++++ Records shown ++++
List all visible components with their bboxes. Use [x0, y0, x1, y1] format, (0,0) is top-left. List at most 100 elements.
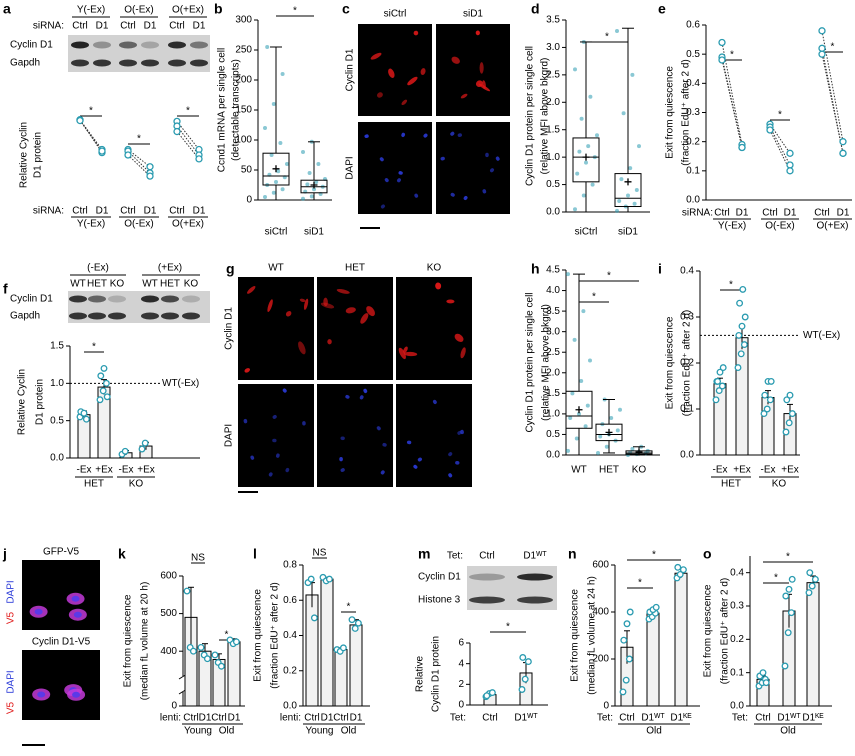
data-point [100, 364, 108, 372]
data-point [718, 382, 726, 390]
data-point [734, 364, 742, 372]
data-point [276, 169, 281, 174]
data-point [740, 341, 748, 349]
y-tick-label: 3.5 [546, 15, 560, 26]
data-point [354, 619, 362, 627]
caption: Cyclin D1-V5 [32, 637, 91, 648]
data-point [103, 393, 111, 401]
x-tick-label: D1ᵂᵀ [641, 713, 665, 724]
y-tick-label: 0 [246, 195, 252, 206]
significance-label: NS [313, 548, 327, 559]
band-label: Gapdh [10, 58, 40, 69]
blot-band [141, 312, 159, 320]
lane-label: WT [70, 279, 86, 290]
data-point [483, 692, 491, 700]
data-point [621, 111, 626, 116]
cell-signal [450, 131, 455, 136]
data-point [584, 160, 588, 165]
data-point [718, 38, 726, 47]
cell-signal [432, 399, 437, 405]
data-point [572, 337, 577, 342]
y-axis-label: Cyclin D1 protein per single cell [525, 292, 536, 432]
significance-label: * [831, 42, 835, 53]
blot-band [93, 41, 111, 49]
cell-signal [366, 306, 375, 317]
cell-signal [460, 429, 464, 435]
significance-label: * [778, 110, 782, 121]
reference-label: WT(-Ex) [803, 330, 840, 341]
x-tick-label: +Ex [95, 465, 113, 476]
cell-signal [479, 62, 484, 74]
cell-signal [384, 178, 389, 183]
blot-band [182, 312, 200, 320]
cell-signal [380, 204, 385, 209]
pair-link [127, 150, 151, 174]
data-point [714, 377, 722, 385]
row-label: Tet: [447, 551, 463, 562]
cell-signal [463, 195, 468, 201]
blot-band [69, 312, 87, 320]
cell-signal [435, 282, 442, 290]
y-axis-label: (fraction EdU⁺ after 2 d) [681, 59, 692, 165]
band-label: Histone 3 [418, 595, 461, 606]
group-label: (+Ex) [158, 263, 182, 274]
significance-label: * [92, 342, 96, 353]
x-tick-label: Ctrl [183, 713, 199, 724]
pair-link [721, 42, 743, 145]
pair-link [769, 126, 791, 166]
data-point [305, 182, 310, 187]
group-label: HET [721, 479, 741, 490]
x-tick-label: D1 [144, 206, 157, 217]
y-axis-label: (relative MFI above bkgrd) [540, 58, 551, 175]
data-point [271, 102, 276, 106]
data-point [197, 643, 205, 651]
cell-signal [268, 472, 273, 477]
data-point [766, 126, 774, 134]
x-tick-label: D1 [199, 713, 212, 724]
x-tick-label: D1ᵂᵀ [777, 713, 801, 724]
y-tick-label: 4.5 [546, 265, 560, 276]
data-point [307, 575, 315, 583]
cell-signal [379, 157, 384, 162]
x-tick-label: Ctrl [169, 206, 185, 217]
data-point [788, 575, 796, 583]
column-label: WT [268, 263, 284, 274]
lane-label: D1 [96, 21, 109, 32]
cell-signal [403, 346, 408, 353]
data-point [586, 144, 591, 149]
micrograph [358, 24, 432, 116]
y-axis-label: Relative Cyclin [17, 369, 28, 435]
cell-signal [475, 30, 480, 36]
data-point [585, 403, 590, 408]
cell-signal [302, 421, 306, 426]
data-point [715, 387, 723, 395]
y-tick-label: 1.0 [546, 152, 560, 163]
y-axis-label: (fraction EdU⁺ after 2 d) [720, 578, 731, 684]
cell-signal [376, 426, 381, 431]
data-point [325, 575, 333, 583]
cell-signal [345, 394, 350, 399]
x-tick-label: +Ex [137, 465, 155, 476]
x-tick-label: Ctrl [120, 206, 136, 217]
cell-signal [455, 460, 460, 465]
panel-letter: a [3, 1, 11, 17]
y-tick-label: 2.0 [546, 367, 560, 378]
lane-label: WT [142, 279, 158, 290]
data-point [619, 688, 627, 696]
significance-label: * [186, 106, 190, 117]
data-point [285, 162, 289, 166]
data-point [598, 434, 603, 439]
y-axis-label: Exit from quiescence [665, 316, 676, 409]
group-label: Old [219, 726, 235, 737]
significance-label: * [605, 32, 609, 43]
data-point [630, 72, 635, 77]
blot-band [93, 59, 111, 67]
data-point [232, 638, 240, 646]
cell-signal [413, 30, 419, 36]
x-tick-label: Ctrl [762, 208, 778, 219]
cell-signal [406, 440, 412, 445]
group-label: Young [184, 726, 212, 737]
y-tick-label: 0.2 [283, 665, 297, 676]
data-point [269, 153, 274, 157]
row-label: lenti: [160, 713, 181, 724]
++++
--- Task instructions ---
Repeat all the records exactly, images excluded.

--- Task solution ---
List all visible components with their bboxes. Use [x0, y0, x1, y1] format, (0,0) is top-left. List at most 100 elements.
data-point [100, 364, 108, 372]
data-point [718, 382, 726, 390]
data-point [734, 364, 742, 372]
data-point [276, 169, 281, 174]
data-point [740, 341, 748, 349]
y-tick-label: 3.5 [546, 15, 560, 26]
data-point [354, 619, 362, 627]
caption: Cyclin D1-V5 [32, 637, 91, 648]
data-point [103, 393, 111, 401]
x-tick-label: D1ᵂᵀ [641, 713, 665, 724]
y-tick-label: 0 [246, 195, 252, 206]
significance-label: NS [313, 548, 327, 559]
band-label: Gapdh [10, 58, 40, 69]
blot-band [141, 312, 159, 320]
lane-label: WT [70, 279, 86, 290]
data-point [483, 692, 491, 700]
data-point [621, 111, 626, 116]
cell-signal [450, 131, 455, 136]
data-point [584, 160, 588, 165]
data-point [718, 38, 726, 47]
cell-signal [432, 399, 437, 405]
data-point [572, 337, 577, 342]
y-axis-label: Cyclin D1 protein per single cell [525, 292, 536, 432]
significance-label: * [831, 42, 835, 53]
blot-band [93, 41, 111, 49]
cell-signal [366, 306, 375, 317]
cell-signal [460, 429, 464, 435]
significance-label: * [778, 110, 782, 121]
reference-label: WT(-Ex) [803, 330, 840, 341]
x-tick-label: +Ex [95, 465, 113, 476]
cell-signal [479, 62, 484, 74]
cell-signal [384, 178, 389, 183]
blot-band [182, 312, 200, 320]
cell-signal [380, 204, 385, 209]
pair-link [127, 150, 151, 174]
data-point [714, 377, 722, 385]
row-label: Tet: [447, 551, 463, 562]
cell-signal [463, 195, 468, 201]
blot-band [69, 312, 87, 320]
cell-signal [435, 282, 442, 290]
y-axis-label: (fraction EdU⁺ after 2 d) [681, 59, 692, 165]
band-label: Histone 3 [418, 595, 461, 606]
group-label: (+Ex) [158, 263, 182, 274]
significance-label: * [92, 342, 96, 353]
x-tick-label: Ctrl [183, 713, 199, 724]
pair-link [721, 42, 743, 145]
pair-link [769, 126, 791, 166]
data-point [305, 182, 310, 187]
group-label: HET [721, 479, 741, 490]
x-tick-label: D1 [144, 206, 157, 217]
y-axis-label: (relative MFI above bkgrd) [540, 58, 551, 175]
data-point [271, 102, 276, 106]
data-point [197, 643, 205, 651]
cell-signal [268, 472, 273, 477]
data-point [766, 126, 774, 134]
x-tick-label: D1 [199, 713, 212, 724]
x-tick-label: D1ᵂᵀ [777, 713, 801, 724]
y-tick-label: 4.5 [546, 265, 560, 276]
data-point [307, 575, 315, 583]
cell-signal [379, 157, 384, 162]
x-tick-label: Ctrl [169, 206, 185, 217]
data-point [788, 575, 796, 583]
column-label: WT [268, 263, 284, 274]
lane-label: D1 [96, 21, 109, 32]
cell-signal [403, 346, 408, 353]
data-point [586, 144, 591, 149]
micrograph [358, 24, 432, 116]
y-axis-label: Relative Cyclin [17, 369, 28, 435]
cell-signal [475, 30, 480, 36]
data-point [585, 403, 590, 408]
cell-signal [302, 421, 306, 426]
data-point [715, 387, 723, 395]
y-tick-label: 1.0 [546, 152, 560, 163]
y-axis-label: (fraction EdU⁺ after 2 d) [720, 578, 731, 684]
cell-signal [376, 426, 381, 431]
data-point [325, 575, 333, 583]
cell-signal [345, 394, 350, 399]
x-tick-label: +Ex [137, 465, 155, 476]
x-tick-label: Ctrl [120, 206, 136, 217]
cell-signal [455, 460, 460, 465]
panel-letter: a [3, 1, 11, 17]
y-tick-label: 2.0 [546, 367, 560, 378]
lane-label: WT [142, 279, 158, 290]
data-point [619, 688, 627, 696]
significance-label: * [186, 106, 190, 117]
data-point [285, 162, 289, 166]
data-point [598, 434, 603, 439]
y-axis-label: Exit from quiescence [665, 316, 676, 409]
group-label: Old [219, 726, 235, 737]
significance-label: * [605, 32, 609, 43]
data-point [630, 72, 635, 77]
blot-band [93, 59, 111, 67]
data-point [232, 638, 240, 646]
cell-signal [413, 30, 419, 36]
x-tick-label: Ctrl [762, 208, 778, 219]
cell-signal [406, 440, 412, 445]
group-label: Young [184, 726, 212, 737]
y-tick-label: 0.2 [283, 665, 297, 676]
data-point [269, 153, 274, 157]
row-label: lenti: [160, 713, 181, 724]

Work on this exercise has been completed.